WORK INSTRUCTIONS:
In the records that follow, show each line where the word "razlike" is present.

PROVIDED DATA:
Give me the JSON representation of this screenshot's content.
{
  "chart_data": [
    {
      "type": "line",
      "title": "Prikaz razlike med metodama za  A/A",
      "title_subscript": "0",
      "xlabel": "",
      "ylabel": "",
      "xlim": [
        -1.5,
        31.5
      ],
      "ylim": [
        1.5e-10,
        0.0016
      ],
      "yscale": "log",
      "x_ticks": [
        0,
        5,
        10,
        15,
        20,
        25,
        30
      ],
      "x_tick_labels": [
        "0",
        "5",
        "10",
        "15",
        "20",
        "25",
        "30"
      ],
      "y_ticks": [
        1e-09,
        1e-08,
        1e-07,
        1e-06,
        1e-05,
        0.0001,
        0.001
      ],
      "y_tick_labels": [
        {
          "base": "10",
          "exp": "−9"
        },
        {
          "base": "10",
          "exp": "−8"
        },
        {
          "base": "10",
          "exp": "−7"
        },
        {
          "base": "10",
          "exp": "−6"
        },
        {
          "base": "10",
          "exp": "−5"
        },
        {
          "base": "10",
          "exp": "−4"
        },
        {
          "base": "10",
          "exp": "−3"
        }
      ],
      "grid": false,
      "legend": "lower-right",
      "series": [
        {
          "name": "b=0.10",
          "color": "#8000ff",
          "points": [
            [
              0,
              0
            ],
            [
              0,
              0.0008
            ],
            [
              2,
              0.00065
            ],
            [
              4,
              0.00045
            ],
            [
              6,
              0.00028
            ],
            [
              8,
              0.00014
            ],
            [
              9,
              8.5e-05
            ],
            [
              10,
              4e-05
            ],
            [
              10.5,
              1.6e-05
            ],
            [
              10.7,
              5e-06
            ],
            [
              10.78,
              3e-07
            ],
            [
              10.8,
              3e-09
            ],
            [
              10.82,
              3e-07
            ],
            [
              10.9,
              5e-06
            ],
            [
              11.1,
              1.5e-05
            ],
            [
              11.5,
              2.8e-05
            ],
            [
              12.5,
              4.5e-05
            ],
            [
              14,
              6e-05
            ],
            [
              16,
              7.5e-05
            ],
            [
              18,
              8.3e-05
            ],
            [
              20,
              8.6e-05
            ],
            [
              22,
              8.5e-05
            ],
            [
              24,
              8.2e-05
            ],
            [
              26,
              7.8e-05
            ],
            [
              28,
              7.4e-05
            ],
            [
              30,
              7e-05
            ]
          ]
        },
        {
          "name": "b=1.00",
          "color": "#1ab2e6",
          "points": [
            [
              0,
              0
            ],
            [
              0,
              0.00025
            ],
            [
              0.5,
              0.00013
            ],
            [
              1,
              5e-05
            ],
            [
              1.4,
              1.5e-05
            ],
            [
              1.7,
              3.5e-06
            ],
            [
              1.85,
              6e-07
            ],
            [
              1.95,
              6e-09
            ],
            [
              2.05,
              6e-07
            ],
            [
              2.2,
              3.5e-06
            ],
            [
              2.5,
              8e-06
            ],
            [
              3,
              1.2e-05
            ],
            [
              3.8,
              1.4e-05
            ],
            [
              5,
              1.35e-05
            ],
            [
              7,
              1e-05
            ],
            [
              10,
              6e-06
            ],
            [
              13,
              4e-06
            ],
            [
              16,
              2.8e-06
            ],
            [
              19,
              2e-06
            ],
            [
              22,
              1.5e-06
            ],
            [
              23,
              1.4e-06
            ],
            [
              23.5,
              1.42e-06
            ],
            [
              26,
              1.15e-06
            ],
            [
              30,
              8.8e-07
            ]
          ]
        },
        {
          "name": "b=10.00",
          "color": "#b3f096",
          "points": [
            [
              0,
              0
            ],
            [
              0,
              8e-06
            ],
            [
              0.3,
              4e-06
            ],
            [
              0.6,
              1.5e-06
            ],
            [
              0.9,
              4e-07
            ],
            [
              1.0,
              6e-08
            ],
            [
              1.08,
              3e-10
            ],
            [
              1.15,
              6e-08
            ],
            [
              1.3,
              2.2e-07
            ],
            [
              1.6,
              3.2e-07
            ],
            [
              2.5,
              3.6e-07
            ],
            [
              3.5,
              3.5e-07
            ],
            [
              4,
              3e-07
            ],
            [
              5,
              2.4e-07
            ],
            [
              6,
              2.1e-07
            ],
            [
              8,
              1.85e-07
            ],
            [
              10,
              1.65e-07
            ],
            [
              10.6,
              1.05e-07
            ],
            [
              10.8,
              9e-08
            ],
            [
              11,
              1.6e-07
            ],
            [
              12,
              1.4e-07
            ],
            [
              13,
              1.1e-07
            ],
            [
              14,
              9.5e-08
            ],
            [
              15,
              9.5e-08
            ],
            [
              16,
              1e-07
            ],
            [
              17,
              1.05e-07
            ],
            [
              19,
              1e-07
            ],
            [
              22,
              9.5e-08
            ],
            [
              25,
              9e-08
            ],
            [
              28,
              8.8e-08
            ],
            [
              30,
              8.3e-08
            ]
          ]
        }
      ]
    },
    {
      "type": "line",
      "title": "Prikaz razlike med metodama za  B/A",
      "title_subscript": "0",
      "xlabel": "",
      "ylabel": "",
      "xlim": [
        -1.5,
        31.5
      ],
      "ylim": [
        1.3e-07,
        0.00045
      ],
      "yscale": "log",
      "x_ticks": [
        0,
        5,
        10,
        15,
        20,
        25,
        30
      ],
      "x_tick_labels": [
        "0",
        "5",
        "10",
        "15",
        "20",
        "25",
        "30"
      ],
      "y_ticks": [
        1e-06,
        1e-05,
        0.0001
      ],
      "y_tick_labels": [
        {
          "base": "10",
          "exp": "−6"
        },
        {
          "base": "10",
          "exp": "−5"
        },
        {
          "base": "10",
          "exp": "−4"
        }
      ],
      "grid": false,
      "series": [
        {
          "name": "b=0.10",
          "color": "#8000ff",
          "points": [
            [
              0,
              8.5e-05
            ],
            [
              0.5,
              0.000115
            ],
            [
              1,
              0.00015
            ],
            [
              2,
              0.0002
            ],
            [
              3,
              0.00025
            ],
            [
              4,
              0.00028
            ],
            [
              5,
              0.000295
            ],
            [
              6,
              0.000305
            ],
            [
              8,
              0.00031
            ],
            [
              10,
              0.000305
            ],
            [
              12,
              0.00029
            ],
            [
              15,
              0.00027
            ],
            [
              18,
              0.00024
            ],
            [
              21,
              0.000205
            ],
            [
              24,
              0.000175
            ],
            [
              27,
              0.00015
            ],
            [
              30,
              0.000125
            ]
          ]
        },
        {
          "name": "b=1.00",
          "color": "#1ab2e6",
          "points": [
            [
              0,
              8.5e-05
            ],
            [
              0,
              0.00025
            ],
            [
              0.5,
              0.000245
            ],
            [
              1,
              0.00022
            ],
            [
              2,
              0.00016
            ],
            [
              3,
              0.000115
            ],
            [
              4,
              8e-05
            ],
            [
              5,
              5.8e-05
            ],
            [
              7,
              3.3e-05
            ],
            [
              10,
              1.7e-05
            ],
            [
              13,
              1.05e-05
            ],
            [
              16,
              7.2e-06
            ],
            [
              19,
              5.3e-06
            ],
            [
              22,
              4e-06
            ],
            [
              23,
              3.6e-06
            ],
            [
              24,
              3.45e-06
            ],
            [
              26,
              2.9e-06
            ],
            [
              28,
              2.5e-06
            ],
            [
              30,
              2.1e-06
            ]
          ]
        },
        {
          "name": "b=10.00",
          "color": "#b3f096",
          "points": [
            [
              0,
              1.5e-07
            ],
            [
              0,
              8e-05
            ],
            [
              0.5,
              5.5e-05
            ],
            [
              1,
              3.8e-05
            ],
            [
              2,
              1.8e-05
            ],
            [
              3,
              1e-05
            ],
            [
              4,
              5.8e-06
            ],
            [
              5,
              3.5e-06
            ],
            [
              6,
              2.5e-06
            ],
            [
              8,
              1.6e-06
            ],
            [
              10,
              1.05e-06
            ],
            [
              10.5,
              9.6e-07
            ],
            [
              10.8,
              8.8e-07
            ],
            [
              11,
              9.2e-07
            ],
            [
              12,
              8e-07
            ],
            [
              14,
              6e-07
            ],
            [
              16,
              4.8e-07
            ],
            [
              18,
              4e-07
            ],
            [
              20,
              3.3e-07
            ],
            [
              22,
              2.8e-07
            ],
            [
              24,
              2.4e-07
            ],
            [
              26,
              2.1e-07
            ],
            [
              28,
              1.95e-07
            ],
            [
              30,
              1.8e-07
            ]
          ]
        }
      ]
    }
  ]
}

WRITTEN REPLY:
      "title": "Prikaz razlike med metodama za  A/A",
      "title": "Prikaz razlike med metodama za  B/A",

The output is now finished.